- _EXERCISE TASK_: For the entries that follow, tally the lines holding the string "Experience". Give the total and nothing else.

Dataset listings of figures
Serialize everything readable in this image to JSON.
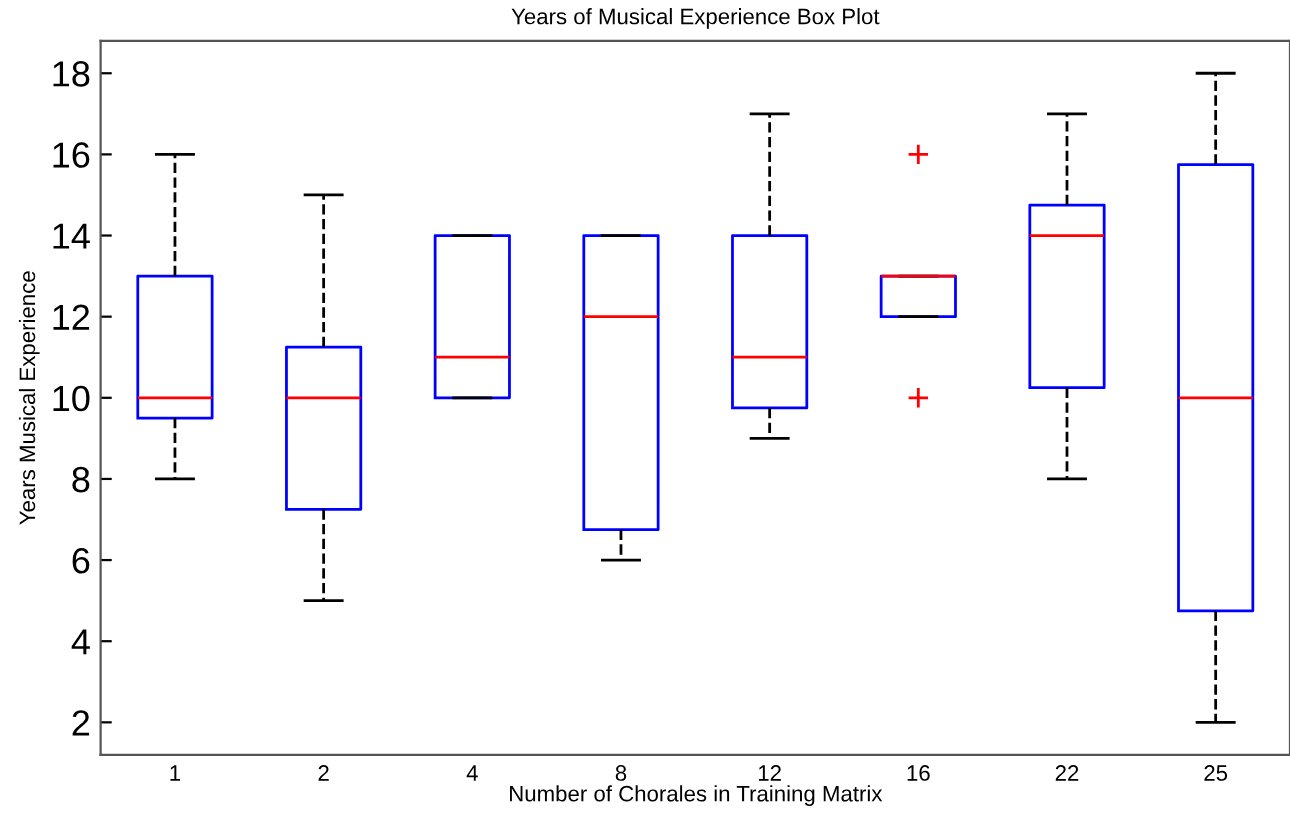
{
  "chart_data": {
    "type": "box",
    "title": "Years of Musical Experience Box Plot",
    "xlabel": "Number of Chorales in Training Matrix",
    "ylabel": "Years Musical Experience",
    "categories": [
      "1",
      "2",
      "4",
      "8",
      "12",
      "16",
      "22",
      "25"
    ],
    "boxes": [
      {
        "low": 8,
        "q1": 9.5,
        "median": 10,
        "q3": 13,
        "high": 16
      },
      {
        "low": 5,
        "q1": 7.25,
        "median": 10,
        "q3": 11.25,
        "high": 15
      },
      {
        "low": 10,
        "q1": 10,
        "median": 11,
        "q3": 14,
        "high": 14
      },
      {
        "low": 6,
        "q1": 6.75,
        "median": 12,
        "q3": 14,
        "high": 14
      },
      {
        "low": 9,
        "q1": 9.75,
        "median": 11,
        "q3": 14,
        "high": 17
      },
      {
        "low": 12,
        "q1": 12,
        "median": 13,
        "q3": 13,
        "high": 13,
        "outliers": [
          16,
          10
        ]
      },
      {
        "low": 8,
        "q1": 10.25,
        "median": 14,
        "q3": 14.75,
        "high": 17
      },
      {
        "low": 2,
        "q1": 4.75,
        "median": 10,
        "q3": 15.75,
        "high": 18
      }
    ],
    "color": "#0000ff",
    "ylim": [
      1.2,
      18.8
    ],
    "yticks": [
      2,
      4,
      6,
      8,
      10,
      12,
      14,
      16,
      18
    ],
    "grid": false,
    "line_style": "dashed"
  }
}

- _SOLUTION FOR THIS PROBLEM_: 2